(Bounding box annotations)
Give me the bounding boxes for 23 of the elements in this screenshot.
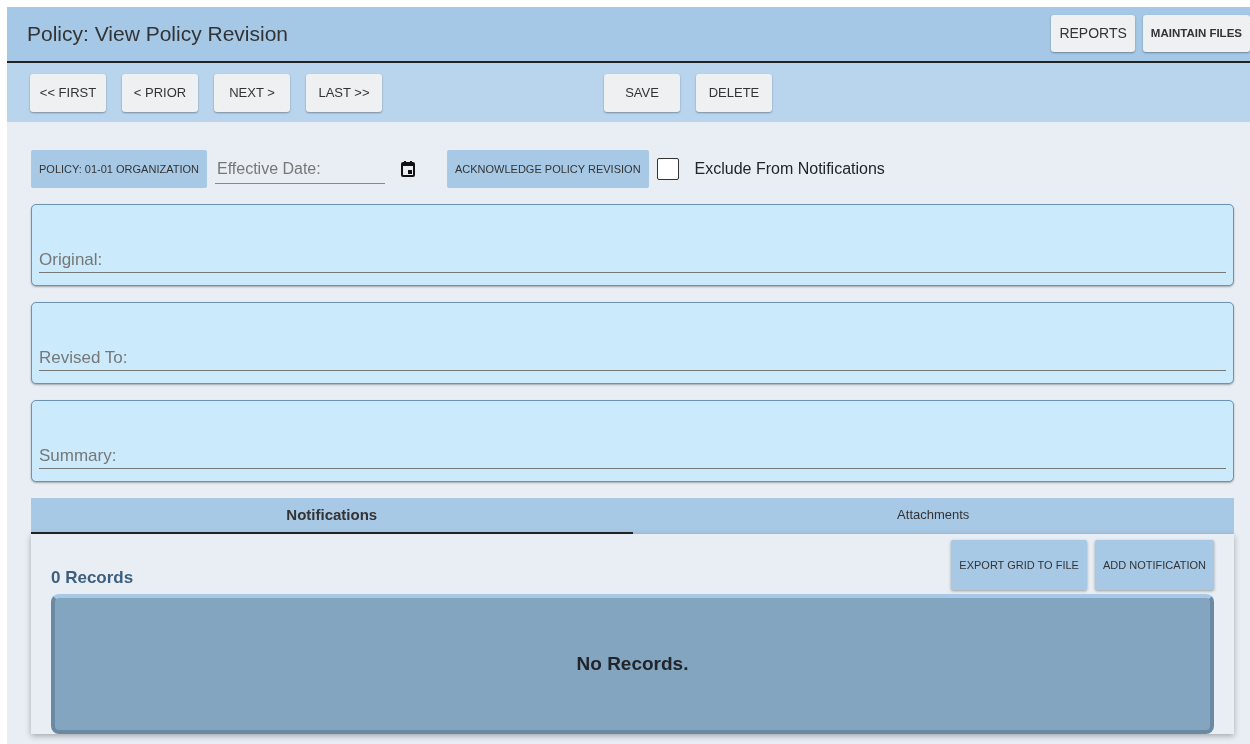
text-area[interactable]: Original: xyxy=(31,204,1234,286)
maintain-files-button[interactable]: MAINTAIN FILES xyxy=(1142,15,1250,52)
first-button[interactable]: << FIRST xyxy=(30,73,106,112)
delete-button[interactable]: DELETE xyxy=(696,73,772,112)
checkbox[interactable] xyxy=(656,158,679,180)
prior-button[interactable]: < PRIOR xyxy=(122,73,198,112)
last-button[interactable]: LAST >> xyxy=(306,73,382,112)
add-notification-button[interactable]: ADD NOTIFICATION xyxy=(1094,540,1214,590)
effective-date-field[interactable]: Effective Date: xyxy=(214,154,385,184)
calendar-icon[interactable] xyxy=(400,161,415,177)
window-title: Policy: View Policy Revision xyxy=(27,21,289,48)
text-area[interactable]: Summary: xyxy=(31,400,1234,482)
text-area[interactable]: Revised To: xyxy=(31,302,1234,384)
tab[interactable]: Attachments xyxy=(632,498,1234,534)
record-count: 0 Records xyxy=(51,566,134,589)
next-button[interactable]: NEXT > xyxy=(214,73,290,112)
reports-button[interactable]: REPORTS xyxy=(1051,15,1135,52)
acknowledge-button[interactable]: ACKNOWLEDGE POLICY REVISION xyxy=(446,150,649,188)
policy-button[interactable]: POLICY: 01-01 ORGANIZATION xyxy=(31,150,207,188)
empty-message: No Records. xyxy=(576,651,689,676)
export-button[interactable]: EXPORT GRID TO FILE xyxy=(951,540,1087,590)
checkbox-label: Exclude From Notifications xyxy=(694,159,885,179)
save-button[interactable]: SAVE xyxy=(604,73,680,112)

Requirement —
Please copy all of the material above word for word, leaving out the pictures.

Correct response —
Give me the bounding boxes for 23 of the elements in this screenshot.
text-area[interactable]: Original: xyxy=(31,204,1234,286)
maintain-files-button[interactable]: MAINTAIN FILES xyxy=(1142,15,1250,52)
first-button[interactable]: << FIRST xyxy=(30,73,106,112)
delete-button[interactable]: DELETE xyxy=(696,73,772,112)
checkbox[interactable] xyxy=(656,158,679,180)
prior-button[interactable]: < PRIOR xyxy=(122,73,198,112)
last-button[interactable]: LAST >> xyxy=(306,73,382,112)
add-notification-button[interactable]: ADD NOTIFICATION xyxy=(1094,540,1214,590)
effective-date-field[interactable]: Effective Date: xyxy=(214,154,385,184)
calendar-icon[interactable] xyxy=(400,161,415,177)
window-title: Policy: View Policy Revision xyxy=(27,21,289,48)
text-area[interactable]: Summary: xyxy=(31,400,1234,482)
text-area[interactable]: Revised To: xyxy=(31,302,1234,384)
tab[interactable]: Attachments xyxy=(632,498,1234,534)
record-count: 0 Records xyxy=(51,566,134,589)
next-button[interactable]: NEXT > xyxy=(214,73,290,112)
reports-button[interactable]: REPORTS xyxy=(1051,15,1135,52)
acknowledge-button[interactable]: ACKNOWLEDGE POLICY REVISION xyxy=(446,150,649,188)
policy-button[interactable]: POLICY: 01-01 ORGANIZATION xyxy=(31,150,207,188)
empty-message: No Records. xyxy=(576,651,689,676)
export-button[interactable]: EXPORT GRID TO FILE xyxy=(951,540,1087,590)
checkbox-label: Exclude From Notifications xyxy=(694,159,885,179)
save-button[interactable]: SAVE xyxy=(604,73,680,112)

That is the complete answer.